(Your objective)
Of the lines in the entries below, state how many hold the word "Climate". Say nothing else.

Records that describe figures

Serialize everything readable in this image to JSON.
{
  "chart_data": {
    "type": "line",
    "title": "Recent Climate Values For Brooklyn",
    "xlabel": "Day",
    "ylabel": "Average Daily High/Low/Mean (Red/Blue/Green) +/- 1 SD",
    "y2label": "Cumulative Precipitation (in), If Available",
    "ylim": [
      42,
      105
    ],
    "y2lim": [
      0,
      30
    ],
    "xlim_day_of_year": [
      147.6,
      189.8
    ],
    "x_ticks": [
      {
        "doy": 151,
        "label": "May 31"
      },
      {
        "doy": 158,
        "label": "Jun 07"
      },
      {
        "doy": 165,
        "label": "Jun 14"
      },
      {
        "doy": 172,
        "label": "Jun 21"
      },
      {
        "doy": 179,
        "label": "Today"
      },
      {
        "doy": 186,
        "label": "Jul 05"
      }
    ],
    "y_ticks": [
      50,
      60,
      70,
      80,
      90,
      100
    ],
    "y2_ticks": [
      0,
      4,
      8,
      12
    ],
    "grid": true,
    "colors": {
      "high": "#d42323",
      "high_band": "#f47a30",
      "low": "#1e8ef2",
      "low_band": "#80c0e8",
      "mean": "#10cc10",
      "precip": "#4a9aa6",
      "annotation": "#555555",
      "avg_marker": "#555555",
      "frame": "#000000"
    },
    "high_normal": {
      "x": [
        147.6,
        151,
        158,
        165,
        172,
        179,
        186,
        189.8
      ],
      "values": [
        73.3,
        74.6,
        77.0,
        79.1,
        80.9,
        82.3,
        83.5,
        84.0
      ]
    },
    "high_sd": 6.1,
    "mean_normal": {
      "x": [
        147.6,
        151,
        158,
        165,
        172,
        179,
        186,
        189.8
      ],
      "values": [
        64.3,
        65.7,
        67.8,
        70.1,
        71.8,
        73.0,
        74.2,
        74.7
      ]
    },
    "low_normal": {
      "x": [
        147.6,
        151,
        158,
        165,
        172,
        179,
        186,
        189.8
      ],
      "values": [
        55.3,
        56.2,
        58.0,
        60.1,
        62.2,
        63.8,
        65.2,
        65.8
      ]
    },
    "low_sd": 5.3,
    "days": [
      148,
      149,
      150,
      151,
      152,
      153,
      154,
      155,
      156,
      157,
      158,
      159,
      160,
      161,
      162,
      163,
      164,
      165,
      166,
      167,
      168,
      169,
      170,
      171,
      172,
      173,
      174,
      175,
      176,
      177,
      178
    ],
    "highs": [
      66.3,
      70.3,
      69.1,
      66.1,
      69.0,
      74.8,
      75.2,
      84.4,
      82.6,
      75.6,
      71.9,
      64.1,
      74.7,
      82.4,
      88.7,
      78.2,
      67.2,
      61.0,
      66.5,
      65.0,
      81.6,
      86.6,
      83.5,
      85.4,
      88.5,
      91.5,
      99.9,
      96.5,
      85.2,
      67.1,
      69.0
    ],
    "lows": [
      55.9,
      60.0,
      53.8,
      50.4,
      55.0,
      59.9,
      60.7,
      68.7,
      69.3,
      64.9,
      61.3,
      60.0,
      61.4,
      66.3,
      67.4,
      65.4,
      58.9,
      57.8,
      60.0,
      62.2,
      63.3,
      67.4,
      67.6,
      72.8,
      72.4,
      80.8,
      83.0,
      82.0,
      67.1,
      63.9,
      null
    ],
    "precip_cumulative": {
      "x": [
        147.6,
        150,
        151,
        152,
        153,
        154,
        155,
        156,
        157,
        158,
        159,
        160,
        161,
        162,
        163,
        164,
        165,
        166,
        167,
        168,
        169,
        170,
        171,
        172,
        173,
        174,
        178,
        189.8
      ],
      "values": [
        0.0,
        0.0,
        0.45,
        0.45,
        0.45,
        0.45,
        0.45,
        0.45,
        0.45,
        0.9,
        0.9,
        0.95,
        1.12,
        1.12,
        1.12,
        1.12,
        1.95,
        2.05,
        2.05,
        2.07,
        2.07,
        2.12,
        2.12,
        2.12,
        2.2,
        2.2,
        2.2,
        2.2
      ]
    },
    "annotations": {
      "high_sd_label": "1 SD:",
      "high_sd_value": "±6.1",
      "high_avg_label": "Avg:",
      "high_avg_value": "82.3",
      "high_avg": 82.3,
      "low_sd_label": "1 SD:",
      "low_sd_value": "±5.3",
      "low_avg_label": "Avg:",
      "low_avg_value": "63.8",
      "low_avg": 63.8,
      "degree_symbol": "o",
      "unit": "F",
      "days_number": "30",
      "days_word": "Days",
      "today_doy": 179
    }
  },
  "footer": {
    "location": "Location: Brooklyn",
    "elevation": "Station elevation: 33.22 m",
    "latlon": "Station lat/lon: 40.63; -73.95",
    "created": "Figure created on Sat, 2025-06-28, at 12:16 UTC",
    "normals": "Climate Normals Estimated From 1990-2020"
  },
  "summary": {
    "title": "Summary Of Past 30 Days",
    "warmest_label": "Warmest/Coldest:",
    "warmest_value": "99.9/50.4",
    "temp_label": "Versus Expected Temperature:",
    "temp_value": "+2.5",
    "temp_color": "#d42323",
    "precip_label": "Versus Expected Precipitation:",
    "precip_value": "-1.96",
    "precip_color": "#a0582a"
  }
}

(Answer below)
2